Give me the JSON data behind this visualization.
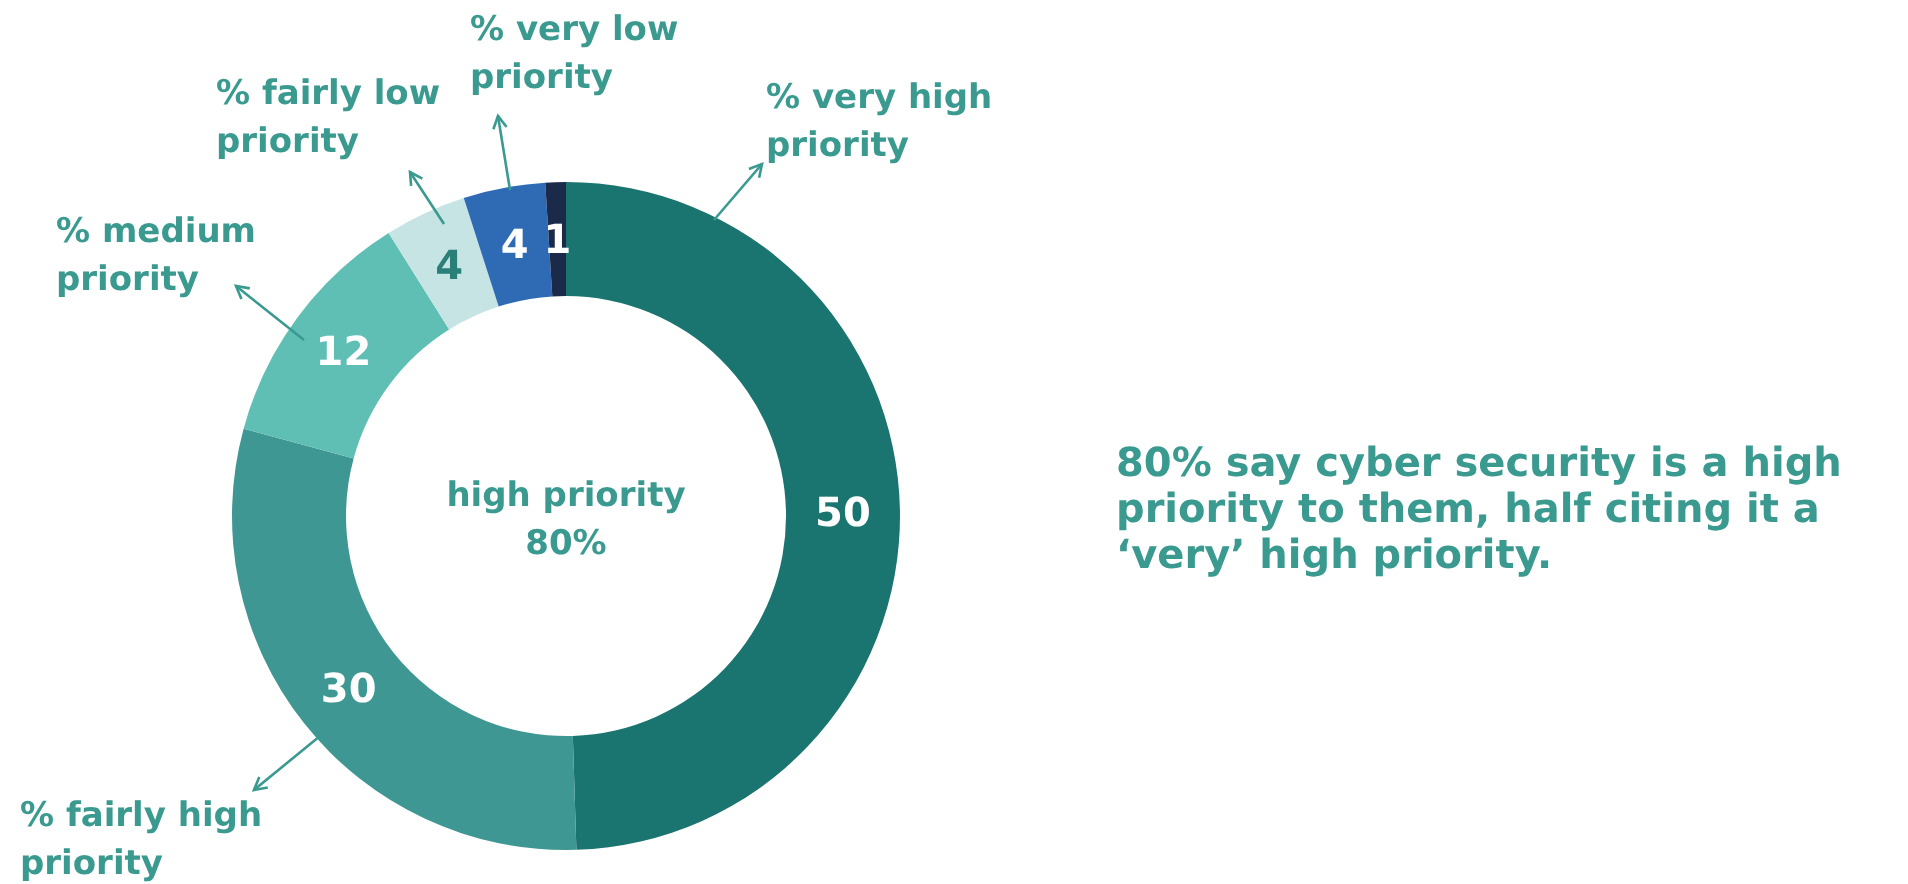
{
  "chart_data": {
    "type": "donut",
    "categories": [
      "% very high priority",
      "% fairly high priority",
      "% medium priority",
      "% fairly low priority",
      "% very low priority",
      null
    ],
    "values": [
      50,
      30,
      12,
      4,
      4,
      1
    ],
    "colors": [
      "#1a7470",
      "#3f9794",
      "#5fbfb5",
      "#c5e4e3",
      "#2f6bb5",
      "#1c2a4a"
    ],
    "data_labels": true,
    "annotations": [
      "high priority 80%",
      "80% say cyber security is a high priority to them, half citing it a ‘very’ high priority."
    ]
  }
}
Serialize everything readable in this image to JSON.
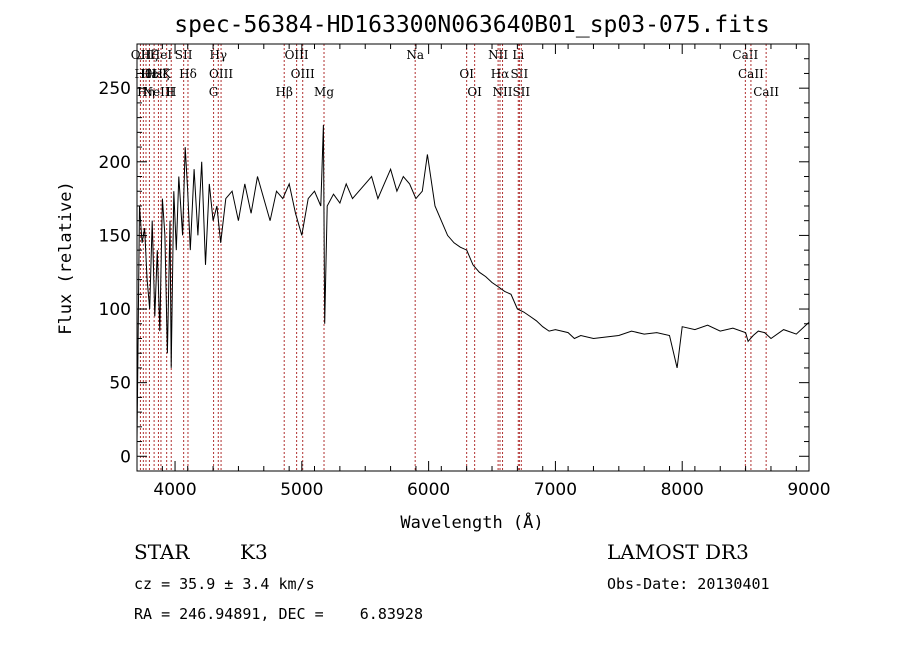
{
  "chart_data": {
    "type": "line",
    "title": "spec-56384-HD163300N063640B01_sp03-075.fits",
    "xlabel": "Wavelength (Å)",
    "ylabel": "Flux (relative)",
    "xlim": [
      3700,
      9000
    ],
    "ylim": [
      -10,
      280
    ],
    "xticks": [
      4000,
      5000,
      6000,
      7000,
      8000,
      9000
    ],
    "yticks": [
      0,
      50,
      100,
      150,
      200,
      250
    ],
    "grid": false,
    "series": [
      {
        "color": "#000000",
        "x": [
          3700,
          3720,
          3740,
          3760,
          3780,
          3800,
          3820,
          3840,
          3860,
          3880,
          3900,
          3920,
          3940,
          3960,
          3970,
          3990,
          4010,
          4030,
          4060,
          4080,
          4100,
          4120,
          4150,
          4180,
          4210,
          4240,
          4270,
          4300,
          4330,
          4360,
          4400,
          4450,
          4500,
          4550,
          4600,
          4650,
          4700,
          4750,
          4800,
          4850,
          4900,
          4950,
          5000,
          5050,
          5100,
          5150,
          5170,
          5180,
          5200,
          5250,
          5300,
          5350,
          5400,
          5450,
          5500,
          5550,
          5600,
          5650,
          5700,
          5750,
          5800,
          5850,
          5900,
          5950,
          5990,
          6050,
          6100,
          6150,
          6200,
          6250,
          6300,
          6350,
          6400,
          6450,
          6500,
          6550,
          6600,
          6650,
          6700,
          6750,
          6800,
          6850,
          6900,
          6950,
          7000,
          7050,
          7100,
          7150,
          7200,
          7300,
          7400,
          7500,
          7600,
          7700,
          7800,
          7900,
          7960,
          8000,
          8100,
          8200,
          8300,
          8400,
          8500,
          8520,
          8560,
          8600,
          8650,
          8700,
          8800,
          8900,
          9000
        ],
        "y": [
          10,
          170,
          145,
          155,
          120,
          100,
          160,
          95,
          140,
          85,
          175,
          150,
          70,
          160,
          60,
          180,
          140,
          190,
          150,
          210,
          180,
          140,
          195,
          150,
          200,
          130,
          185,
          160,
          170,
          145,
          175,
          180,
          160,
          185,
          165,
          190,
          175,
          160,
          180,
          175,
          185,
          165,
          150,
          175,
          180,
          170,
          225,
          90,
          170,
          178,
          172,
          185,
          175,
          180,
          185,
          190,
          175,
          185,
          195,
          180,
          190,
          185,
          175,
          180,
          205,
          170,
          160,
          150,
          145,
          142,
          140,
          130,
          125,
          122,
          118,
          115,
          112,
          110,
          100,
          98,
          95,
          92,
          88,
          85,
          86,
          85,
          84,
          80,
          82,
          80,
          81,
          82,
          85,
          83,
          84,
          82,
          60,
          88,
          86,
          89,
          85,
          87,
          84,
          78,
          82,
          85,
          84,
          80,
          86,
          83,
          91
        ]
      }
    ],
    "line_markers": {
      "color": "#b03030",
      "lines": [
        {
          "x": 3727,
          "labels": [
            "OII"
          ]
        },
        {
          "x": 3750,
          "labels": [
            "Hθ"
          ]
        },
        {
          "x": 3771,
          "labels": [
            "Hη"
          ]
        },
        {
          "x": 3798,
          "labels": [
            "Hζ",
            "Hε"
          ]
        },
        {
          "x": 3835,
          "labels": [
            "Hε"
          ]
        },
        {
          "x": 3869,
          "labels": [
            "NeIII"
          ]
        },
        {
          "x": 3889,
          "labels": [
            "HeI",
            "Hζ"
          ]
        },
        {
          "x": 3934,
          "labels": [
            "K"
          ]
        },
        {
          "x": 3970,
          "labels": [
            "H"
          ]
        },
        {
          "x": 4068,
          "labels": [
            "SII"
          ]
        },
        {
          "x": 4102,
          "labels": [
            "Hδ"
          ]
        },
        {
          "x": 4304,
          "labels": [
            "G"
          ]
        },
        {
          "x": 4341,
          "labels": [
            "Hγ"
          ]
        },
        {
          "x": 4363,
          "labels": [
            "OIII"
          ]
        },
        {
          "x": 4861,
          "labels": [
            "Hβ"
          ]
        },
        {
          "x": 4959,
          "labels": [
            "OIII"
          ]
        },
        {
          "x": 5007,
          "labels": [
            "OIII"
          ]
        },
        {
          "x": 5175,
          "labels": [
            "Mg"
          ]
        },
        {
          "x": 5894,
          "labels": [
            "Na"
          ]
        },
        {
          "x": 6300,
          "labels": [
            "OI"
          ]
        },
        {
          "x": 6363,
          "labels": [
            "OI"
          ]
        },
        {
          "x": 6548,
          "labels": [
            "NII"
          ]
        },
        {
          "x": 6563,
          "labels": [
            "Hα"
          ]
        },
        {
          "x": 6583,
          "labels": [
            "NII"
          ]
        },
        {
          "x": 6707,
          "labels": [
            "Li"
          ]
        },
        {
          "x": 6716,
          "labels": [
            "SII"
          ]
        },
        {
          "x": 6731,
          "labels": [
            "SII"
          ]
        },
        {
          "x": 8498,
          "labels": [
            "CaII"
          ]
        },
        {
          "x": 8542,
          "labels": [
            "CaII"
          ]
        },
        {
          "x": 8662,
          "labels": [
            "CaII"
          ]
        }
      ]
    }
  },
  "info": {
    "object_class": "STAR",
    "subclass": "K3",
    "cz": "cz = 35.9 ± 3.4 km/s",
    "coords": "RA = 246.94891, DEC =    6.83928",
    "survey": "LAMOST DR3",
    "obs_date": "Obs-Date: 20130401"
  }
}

**Task instructions**
Which lines include "high"? Copy each of them out.

**Worked solution**
      "% very high priority",
      "% fairly high priority",
      "high priority 80%",
      "80% say cyber security is a high priority to them, half citing it a ‘very’ high priority."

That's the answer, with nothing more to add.